--- Start of RECORDS SHOWN ---

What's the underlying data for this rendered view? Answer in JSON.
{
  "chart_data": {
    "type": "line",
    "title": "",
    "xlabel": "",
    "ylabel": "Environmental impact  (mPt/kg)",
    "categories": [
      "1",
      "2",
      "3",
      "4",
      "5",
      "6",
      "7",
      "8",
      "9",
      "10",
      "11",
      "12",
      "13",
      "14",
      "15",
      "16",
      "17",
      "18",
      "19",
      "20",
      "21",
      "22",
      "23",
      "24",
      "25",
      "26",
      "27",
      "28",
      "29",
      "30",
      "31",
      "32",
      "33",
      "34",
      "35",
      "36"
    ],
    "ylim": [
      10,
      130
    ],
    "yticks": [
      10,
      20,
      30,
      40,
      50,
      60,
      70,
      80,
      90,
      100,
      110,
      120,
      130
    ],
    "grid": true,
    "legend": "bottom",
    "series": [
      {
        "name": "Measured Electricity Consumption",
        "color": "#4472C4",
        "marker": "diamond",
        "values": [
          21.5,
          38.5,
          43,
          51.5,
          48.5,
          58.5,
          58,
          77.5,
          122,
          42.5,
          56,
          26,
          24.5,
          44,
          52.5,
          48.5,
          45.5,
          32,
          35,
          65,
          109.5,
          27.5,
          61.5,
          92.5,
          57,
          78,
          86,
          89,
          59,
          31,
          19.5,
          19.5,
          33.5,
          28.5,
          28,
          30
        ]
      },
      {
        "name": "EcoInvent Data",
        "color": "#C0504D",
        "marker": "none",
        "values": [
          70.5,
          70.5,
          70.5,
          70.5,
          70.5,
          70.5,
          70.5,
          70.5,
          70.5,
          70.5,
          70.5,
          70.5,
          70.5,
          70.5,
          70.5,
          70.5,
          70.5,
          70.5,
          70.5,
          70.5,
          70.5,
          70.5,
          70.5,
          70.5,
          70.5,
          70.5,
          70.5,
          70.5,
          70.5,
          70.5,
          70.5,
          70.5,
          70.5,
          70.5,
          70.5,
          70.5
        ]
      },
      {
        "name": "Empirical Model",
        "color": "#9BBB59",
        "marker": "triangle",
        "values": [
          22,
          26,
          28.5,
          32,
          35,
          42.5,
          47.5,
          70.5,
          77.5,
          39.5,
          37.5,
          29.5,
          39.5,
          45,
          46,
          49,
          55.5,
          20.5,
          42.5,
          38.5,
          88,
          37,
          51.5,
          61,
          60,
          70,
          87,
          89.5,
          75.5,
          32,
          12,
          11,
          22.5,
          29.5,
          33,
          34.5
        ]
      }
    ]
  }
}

--- End of RECORDS SHOWN ---

Write the whole listing out again. Keep every line exactly as it is.

▸ WRITTEN REPLY
What's the underlying data for this rendered view? Answer in JSON.
{
  "chart_data": {
    "type": "line",
    "title": "",
    "xlabel": "",
    "ylabel": "Environmental impact  (mPt/kg)",
    "categories": [
      "1",
      "2",
      "3",
      "4",
      "5",
      "6",
      "7",
      "8",
      "9",
      "10",
      "11",
      "12",
      "13",
      "14",
      "15",
      "16",
      "17",
      "18",
      "19",
      "20",
      "21",
      "22",
      "23",
      "24",
      "25",
      "26",
      "27",
      "28",
      "29",
      "30",
      "31",
      "32",
      "33",
      "34",
      "35",
      "36"
    ],
    "ylim": [
      10,
      130
    ],
    "yticks": [
      10,
      20,
      30,
      40,
      50,
      60,
      70,
      80,
      90,
      100,
      110,
      120,
      130
    ],
    "grid": true,
    "legend": "bottom",
    "series": [
      {
        "name": "Measured Electricity Consumption",
        "color": "#4472C4",
        "marker": "diamond",
        "values": [
          21.5,
          38.5,
          43,
          51.5,
          48.5,
          58.5,
          58,
          77.5,
          122,
          42.5,
          56,
          26,
          24.5,
          44,
          52.5,
          48.5,
          45.5,
          32,
          35,
          65,
          109.5,
          27.5,
          61.5,
          92.5,
          57,
          78,
          86,
          89,
          59,
          31,
          19.5,
          19.5,
          33.5,
          28.5,
          28,
          30
        ]
      },
      {
        "name": "EcoInvent Data",
        "color": "#C0504D",
        "marker": "none",
        "values": [
          70.5,
          70.5,
          70.5,
          70.5,
          70.5,
          70.5,
          70.5,
          70.5,
          70.5,
          70.5,
          70.5,
          70.5,
          70.5,
          70.5,
          70.5,
          70.5,
          70.5,
          70.5,
          70.5,
          70.5,
          70.5,
          70.5,
          70.5,
          70.5,
          70.5,
          70.5,
          70.5,
          70.5,
          70.5,
          70.5,
          70.5,
          70.5,
          70.5,
          70.5,
          70.5,
          70.5
        ]
      },
      {
        "name": "Empirical Model",
        "color": "#9BBB59",
        "marker": "triangle",
        "values": [
          22,
          26,
          28.5,
          32,
          35,
          42.5,
          47.5,
          70.5,
          77.5,
          39.5,
          37.5,
          29.5,
          39.5,
          45,
          46,
          49,
          55.5,
          20.5,
          42.5,
          38.5,
          88,
          37,
          51.5,
          61,
          60,
          70,
          87,
          89.5,
          75.5,
          32,
          12,
          11,
          22.5,
          29.5,
          33,
          34.5
        ]
      }
    ]
  }
}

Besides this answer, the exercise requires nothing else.